◆ TO DO
Within the data below, state how many lines contain the string "under". Provide the number only.

◆ ENTRIES PROVIDED
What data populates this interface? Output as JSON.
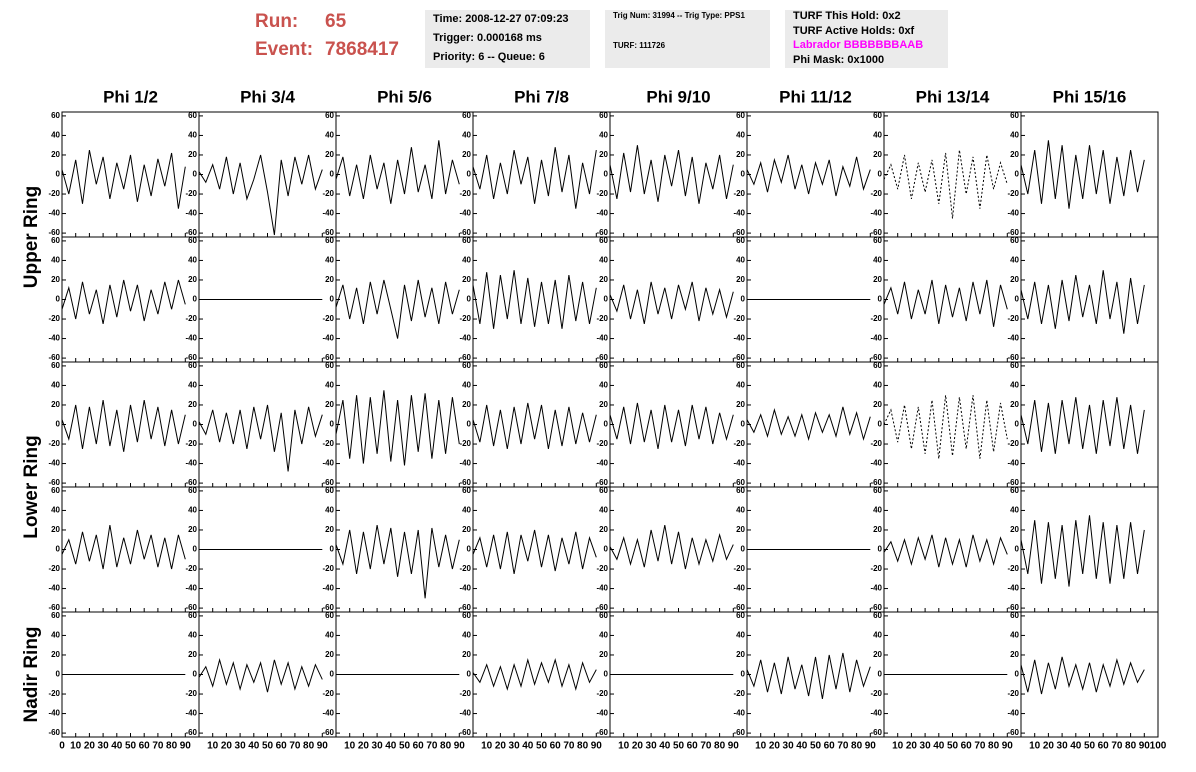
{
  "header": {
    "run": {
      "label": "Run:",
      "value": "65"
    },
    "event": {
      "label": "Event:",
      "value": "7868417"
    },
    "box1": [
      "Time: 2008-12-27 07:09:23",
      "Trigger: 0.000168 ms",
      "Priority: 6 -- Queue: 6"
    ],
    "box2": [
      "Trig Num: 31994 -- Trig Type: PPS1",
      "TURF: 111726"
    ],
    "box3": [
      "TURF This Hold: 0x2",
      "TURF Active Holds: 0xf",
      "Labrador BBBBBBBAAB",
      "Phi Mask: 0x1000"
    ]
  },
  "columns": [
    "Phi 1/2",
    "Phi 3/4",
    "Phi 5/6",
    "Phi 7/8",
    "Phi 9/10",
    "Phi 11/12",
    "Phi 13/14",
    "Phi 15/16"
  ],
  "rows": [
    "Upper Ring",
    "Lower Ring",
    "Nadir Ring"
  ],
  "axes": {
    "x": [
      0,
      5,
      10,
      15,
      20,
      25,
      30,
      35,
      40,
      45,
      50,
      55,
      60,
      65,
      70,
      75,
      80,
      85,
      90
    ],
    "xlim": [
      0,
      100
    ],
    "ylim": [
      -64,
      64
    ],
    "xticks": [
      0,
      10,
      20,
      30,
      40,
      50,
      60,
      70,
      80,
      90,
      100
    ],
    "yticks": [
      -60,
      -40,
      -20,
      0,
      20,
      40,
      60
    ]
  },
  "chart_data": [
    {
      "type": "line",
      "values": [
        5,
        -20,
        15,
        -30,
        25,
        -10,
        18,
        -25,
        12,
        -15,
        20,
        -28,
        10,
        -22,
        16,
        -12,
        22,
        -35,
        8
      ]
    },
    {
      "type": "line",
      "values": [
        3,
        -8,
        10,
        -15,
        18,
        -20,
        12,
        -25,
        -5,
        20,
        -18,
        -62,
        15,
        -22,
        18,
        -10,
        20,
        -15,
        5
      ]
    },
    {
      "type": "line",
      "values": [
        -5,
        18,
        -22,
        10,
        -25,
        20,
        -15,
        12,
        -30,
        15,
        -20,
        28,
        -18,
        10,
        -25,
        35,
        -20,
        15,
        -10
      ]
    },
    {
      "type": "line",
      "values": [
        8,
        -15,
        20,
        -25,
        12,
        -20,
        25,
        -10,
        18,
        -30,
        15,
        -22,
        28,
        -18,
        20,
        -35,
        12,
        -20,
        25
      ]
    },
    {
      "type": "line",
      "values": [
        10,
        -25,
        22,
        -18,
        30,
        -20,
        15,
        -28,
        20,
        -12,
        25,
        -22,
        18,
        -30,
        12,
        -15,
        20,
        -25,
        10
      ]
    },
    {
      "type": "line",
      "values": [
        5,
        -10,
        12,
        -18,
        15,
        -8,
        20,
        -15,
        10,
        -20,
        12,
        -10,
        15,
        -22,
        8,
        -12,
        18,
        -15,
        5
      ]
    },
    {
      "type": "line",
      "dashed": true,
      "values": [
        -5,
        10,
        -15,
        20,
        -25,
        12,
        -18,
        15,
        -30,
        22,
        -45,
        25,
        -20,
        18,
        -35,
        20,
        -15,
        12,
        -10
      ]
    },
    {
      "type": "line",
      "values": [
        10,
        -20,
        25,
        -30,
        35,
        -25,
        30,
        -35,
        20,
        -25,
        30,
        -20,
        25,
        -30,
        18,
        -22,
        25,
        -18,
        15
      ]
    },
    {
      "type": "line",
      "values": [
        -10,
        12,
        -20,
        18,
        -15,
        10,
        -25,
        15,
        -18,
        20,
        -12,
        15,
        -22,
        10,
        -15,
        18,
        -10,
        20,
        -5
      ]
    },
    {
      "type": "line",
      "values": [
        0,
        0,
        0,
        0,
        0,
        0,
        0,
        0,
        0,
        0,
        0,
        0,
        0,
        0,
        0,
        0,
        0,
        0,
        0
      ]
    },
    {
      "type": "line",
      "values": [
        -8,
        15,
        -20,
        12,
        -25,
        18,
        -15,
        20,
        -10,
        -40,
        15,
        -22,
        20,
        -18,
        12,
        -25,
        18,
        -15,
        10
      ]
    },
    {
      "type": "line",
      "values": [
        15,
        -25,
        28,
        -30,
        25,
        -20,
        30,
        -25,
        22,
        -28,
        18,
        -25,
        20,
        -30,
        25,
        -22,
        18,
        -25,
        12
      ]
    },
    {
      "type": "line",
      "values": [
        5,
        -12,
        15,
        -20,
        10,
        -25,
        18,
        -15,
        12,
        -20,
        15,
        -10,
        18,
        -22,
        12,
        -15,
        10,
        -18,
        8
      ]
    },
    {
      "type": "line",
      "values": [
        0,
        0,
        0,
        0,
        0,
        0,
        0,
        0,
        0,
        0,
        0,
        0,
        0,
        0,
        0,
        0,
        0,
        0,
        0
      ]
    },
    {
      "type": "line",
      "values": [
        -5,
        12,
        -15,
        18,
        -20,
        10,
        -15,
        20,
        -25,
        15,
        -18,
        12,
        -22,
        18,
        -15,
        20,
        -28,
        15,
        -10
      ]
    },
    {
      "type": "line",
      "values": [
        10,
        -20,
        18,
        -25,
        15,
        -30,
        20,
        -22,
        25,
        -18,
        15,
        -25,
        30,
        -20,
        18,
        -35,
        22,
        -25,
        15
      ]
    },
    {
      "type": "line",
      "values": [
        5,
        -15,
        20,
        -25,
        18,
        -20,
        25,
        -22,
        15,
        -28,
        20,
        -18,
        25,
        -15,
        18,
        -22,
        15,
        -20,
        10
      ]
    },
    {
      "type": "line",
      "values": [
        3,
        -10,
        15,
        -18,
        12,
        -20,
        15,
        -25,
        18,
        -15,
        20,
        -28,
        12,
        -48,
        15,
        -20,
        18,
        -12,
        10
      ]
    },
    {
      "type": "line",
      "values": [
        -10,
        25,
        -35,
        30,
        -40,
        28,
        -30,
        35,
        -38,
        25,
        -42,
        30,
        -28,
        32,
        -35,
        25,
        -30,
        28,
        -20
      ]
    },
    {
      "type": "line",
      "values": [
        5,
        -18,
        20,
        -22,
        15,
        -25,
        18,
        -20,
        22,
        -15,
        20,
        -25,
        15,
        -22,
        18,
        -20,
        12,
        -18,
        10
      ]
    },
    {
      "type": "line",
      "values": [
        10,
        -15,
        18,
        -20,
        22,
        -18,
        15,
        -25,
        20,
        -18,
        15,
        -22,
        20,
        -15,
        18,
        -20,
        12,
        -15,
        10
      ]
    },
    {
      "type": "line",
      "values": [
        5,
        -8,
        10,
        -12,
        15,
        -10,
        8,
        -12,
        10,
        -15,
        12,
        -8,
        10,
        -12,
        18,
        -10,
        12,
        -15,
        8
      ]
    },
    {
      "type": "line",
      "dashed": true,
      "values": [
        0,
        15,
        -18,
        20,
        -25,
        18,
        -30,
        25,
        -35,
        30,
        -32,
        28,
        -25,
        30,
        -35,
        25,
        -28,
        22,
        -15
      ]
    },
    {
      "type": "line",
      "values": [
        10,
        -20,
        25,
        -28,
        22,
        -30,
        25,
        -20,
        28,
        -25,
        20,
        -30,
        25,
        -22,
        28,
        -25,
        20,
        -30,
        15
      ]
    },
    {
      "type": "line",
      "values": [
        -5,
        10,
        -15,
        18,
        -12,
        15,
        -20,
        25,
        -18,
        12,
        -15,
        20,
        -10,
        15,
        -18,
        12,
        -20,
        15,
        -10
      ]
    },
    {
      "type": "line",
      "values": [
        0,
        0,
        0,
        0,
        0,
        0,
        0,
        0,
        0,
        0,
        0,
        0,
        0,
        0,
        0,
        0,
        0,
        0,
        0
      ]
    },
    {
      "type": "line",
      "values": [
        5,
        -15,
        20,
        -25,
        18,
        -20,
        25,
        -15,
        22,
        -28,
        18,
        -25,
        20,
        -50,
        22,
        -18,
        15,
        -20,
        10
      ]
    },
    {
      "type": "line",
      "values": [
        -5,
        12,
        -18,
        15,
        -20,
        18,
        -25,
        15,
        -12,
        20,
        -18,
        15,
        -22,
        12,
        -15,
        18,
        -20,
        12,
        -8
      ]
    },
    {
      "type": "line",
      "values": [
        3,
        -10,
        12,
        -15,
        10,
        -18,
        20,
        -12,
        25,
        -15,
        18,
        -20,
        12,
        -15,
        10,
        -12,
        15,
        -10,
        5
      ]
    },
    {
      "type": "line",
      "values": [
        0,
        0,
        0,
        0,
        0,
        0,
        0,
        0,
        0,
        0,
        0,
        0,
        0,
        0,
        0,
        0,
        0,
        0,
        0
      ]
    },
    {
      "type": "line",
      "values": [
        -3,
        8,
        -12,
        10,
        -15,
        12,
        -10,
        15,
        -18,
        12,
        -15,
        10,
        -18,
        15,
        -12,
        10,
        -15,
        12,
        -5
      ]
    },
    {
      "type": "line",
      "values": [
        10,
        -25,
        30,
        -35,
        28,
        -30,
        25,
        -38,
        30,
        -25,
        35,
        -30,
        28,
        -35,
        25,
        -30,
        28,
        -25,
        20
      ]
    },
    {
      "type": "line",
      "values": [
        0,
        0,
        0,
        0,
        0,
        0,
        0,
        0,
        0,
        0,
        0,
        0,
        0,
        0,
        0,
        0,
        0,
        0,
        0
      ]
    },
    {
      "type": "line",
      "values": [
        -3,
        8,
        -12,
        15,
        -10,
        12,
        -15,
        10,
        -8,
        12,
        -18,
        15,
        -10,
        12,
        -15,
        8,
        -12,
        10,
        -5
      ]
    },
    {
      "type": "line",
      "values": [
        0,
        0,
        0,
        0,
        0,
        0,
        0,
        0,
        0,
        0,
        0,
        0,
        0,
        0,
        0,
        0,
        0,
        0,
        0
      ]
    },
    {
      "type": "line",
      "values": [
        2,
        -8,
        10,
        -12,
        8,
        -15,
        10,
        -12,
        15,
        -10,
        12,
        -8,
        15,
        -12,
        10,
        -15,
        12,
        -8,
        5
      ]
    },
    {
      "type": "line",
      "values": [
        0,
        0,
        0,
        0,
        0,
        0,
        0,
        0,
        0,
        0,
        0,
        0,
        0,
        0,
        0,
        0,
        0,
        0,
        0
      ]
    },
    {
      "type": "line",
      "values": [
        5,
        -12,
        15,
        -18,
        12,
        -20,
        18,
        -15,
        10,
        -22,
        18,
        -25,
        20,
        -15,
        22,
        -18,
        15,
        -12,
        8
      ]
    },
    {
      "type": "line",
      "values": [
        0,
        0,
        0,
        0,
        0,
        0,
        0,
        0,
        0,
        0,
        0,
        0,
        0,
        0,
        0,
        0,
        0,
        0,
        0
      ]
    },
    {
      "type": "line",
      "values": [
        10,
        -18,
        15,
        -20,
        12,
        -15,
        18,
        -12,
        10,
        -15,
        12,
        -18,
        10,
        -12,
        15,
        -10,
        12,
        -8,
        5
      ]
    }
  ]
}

--

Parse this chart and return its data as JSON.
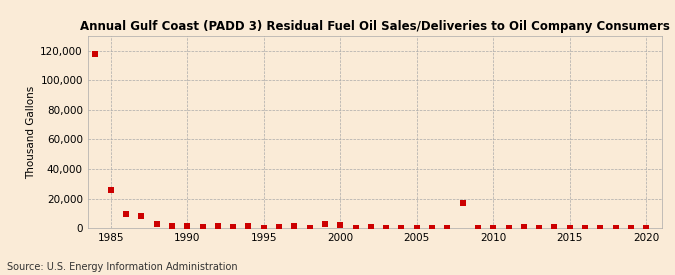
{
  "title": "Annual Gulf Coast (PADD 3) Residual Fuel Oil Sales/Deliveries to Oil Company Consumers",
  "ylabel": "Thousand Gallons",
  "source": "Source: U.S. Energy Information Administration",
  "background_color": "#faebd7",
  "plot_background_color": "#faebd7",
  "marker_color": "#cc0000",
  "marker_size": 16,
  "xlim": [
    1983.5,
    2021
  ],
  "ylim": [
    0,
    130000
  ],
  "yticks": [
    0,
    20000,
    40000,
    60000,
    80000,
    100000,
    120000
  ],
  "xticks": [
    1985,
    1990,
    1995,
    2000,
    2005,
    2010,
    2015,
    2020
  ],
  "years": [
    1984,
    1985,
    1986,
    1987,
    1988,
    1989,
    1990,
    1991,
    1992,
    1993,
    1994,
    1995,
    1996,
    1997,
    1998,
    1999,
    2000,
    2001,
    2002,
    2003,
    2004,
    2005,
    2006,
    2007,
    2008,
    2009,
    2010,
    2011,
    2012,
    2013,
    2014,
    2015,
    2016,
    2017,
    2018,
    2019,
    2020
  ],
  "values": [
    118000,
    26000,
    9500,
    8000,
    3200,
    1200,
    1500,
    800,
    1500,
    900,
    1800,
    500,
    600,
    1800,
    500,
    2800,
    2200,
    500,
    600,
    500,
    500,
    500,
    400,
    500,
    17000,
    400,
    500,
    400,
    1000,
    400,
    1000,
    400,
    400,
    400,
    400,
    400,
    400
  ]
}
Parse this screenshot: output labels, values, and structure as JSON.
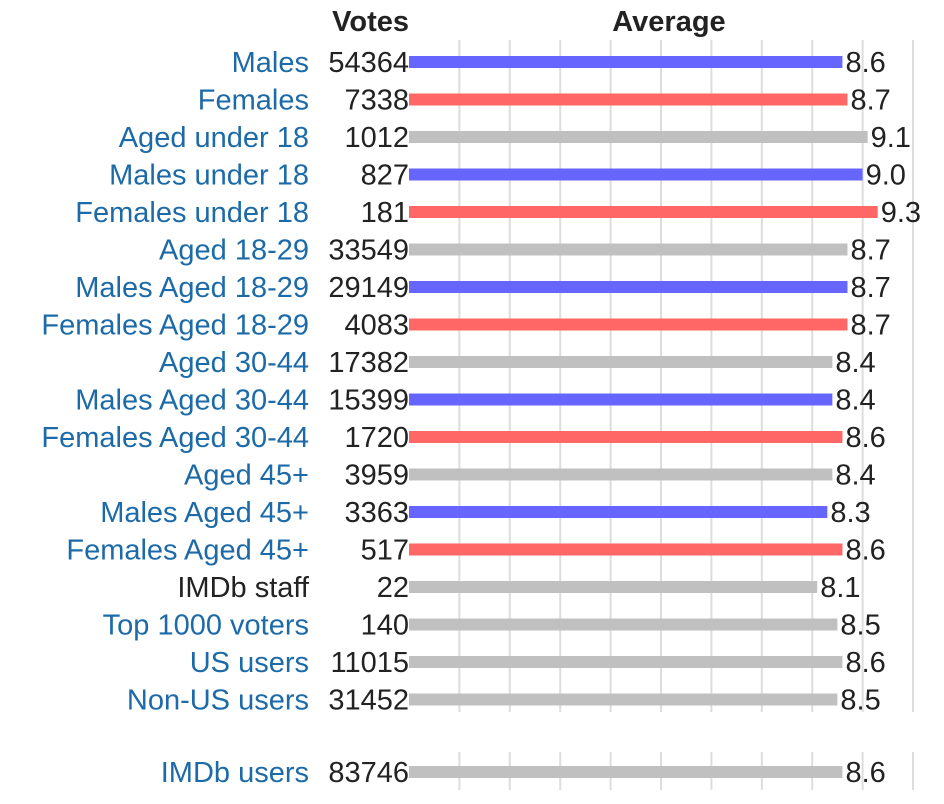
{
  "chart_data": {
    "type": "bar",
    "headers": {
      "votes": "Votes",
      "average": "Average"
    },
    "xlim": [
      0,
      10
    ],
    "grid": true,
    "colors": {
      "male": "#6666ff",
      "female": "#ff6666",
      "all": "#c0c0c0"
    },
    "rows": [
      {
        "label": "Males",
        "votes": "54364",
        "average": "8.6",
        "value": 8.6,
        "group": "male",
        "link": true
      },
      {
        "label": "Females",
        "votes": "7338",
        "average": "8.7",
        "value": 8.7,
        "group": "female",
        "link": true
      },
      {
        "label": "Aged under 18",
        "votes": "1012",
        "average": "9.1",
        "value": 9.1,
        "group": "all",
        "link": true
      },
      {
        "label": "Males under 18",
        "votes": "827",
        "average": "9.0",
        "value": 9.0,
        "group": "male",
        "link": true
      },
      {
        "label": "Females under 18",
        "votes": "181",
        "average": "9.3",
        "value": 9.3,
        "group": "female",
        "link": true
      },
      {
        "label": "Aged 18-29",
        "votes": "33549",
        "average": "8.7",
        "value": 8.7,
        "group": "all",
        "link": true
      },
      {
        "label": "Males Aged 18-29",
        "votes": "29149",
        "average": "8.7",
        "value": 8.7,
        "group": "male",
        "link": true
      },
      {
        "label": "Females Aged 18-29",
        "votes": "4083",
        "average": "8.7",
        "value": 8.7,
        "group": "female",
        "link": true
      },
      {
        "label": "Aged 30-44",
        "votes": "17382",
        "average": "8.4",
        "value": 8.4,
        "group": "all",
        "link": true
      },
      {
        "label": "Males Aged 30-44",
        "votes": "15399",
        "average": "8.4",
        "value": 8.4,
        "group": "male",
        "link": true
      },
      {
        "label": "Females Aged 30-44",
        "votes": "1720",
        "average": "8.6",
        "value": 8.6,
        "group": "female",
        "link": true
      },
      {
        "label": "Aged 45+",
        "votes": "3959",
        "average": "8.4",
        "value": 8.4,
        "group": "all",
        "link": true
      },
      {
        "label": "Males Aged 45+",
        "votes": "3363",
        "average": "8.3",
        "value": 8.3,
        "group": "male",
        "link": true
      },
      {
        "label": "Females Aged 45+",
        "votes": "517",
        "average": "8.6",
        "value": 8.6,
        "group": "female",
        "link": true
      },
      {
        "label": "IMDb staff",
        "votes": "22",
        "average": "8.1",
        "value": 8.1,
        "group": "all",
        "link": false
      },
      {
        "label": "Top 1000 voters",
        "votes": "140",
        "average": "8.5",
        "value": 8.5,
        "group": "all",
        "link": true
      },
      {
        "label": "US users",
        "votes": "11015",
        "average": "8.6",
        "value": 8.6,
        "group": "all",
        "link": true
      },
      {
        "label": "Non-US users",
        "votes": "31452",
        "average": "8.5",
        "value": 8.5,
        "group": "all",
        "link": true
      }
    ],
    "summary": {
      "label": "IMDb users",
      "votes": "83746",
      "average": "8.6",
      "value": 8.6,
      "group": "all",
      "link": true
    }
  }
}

◆ CORRECT RESPONSE
3